» **PAGE**
|---|

Easy Gardening Plants: Strawberry Spinach

by Polly

Strawberry Spinach is one of the best-kept secrets of the herb world for easy gardening. This native American plant was grown by German Monks over 400 years ago and rediscovered in a monastery in Europe.

It is native to most of North America throughout the United States and Canada, including northern areas.  And, It is considered to be endangered in Ohio. It is also found in parts of Europe and New Zealand.

The green leaves of strawberry spinach are edible with a ‘nutty’ flavor while the strawberry-like fruit grows on leafy stems above the rosette of leaves.

It’s always so nice when you can use almost the entire plant instead of just one part. Strawberry Spinach draws out this pleasure by setting new leaves all season long. Snip off just what you need at the moment, and harvest more later!

Edible flowers of strawberry spinach are quite small. They resemble raspberries more than strawberries.But,  there’s no mistaking that bright strawberry-red hue! The berries arise at the base of each stem, and a plant in full fruit is a glorious sight!

|---|

» **DATA**

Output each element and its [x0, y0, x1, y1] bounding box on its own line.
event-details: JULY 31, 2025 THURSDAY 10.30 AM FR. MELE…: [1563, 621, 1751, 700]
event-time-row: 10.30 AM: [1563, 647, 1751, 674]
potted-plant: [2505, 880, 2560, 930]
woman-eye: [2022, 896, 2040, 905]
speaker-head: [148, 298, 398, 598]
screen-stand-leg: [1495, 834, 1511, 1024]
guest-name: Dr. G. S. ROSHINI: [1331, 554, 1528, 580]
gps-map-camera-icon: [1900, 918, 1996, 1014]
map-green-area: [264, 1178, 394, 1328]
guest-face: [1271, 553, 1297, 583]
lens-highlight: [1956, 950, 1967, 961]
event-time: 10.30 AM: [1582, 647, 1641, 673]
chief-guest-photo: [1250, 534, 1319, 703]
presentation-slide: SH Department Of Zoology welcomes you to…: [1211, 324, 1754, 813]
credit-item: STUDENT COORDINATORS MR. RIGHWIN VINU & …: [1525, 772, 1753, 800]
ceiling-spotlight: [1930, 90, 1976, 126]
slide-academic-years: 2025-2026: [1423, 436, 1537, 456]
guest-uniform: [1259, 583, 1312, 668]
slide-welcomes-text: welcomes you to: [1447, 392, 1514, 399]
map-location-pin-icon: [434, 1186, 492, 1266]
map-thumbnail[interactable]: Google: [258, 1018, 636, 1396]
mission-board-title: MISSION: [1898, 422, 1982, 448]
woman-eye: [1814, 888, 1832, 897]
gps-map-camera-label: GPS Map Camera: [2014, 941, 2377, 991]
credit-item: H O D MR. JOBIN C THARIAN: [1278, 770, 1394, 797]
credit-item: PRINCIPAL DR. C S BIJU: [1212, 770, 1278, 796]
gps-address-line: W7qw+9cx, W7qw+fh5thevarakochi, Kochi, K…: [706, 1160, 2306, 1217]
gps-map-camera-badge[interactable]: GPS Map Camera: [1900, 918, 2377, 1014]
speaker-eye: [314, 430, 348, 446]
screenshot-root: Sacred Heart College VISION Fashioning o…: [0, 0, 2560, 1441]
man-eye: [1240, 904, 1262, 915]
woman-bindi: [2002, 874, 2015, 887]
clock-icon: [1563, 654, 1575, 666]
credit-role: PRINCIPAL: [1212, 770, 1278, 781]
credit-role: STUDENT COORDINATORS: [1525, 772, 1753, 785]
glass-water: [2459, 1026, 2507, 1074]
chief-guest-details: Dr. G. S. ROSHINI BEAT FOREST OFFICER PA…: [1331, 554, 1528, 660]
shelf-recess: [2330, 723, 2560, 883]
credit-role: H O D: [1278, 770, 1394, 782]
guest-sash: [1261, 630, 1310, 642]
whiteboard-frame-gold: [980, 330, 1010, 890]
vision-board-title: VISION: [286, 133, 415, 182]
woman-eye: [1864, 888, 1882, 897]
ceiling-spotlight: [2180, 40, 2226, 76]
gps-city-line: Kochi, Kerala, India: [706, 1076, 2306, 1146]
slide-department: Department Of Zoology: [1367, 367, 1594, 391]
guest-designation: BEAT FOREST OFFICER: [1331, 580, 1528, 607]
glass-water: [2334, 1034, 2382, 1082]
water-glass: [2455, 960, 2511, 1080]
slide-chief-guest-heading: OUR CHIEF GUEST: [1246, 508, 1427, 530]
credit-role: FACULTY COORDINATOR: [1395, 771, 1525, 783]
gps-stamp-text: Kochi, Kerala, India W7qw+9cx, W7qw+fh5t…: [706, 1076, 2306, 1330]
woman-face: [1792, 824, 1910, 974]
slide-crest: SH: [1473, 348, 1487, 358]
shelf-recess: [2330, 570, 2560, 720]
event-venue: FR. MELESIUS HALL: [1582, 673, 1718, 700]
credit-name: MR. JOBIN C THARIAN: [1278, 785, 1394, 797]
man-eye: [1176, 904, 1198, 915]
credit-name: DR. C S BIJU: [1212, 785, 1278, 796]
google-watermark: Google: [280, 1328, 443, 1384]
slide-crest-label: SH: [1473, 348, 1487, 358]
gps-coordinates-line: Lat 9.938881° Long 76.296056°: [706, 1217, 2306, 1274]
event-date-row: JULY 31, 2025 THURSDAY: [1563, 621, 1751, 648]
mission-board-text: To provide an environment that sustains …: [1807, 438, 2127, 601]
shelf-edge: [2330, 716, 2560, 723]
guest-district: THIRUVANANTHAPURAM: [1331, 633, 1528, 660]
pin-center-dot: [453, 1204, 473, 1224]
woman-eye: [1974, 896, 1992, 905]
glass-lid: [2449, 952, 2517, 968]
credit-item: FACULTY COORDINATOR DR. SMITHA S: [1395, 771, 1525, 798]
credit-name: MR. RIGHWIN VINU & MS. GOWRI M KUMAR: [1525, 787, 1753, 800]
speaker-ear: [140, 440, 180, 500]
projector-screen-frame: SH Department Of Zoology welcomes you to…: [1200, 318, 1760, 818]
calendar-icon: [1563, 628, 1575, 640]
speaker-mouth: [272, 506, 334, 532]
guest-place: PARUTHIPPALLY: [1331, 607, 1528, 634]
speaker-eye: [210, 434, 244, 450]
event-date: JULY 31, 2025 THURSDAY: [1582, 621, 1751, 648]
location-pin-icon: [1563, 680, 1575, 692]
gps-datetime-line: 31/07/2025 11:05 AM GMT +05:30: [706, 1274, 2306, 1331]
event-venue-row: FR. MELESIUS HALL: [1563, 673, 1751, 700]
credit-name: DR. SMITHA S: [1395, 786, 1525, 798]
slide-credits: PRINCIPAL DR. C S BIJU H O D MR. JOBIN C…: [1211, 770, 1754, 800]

|---|

» **REQUIRED TASK A**
Decide whether each statement agrees with the strawberry spinach page, answering yes or no and quoting the words of the page that settle it: (i) Strawberry spinach is considered endangered in Ohio. (ii) Its leaves have a sweet flavor. (iii) The plant sets new leaves only in spring.
» **REQUIRED TASK B**
Repeat word for word the part of the strawberry spinach page that opens with the words containing "It is native" and closes with "harvest more later!".

» **CORRECT OUTPUT A**
(i) Yes: "It is considered to be endangered in Ohio."
(ii) No: "The green leaves of strawberry spinach are edible with a ‘nutty’ flavor"
(iii) No: "Strawberry Spinach draws out this pleasure by setting new leaves all season long."

» **CORRECT OUTPUT B**
It is native to most of North America throughout the United States and Canada, including northern areas.  And, It is considered to be endangered in Ohio. It is also found in parts of Europe and New Zealand.

The green leaves of strawberry spinach are edible with a ‘nutty’ flavor while the strawberry-like fruit grows on leafy stems above the rosette of leaves.

It’s always so nice when you can use almost the entire plant instead of just one part. Strawberry Spinach draws out this pleasure by setting new leaves all season long. Snip off just what you need at the moment, and harvest more later!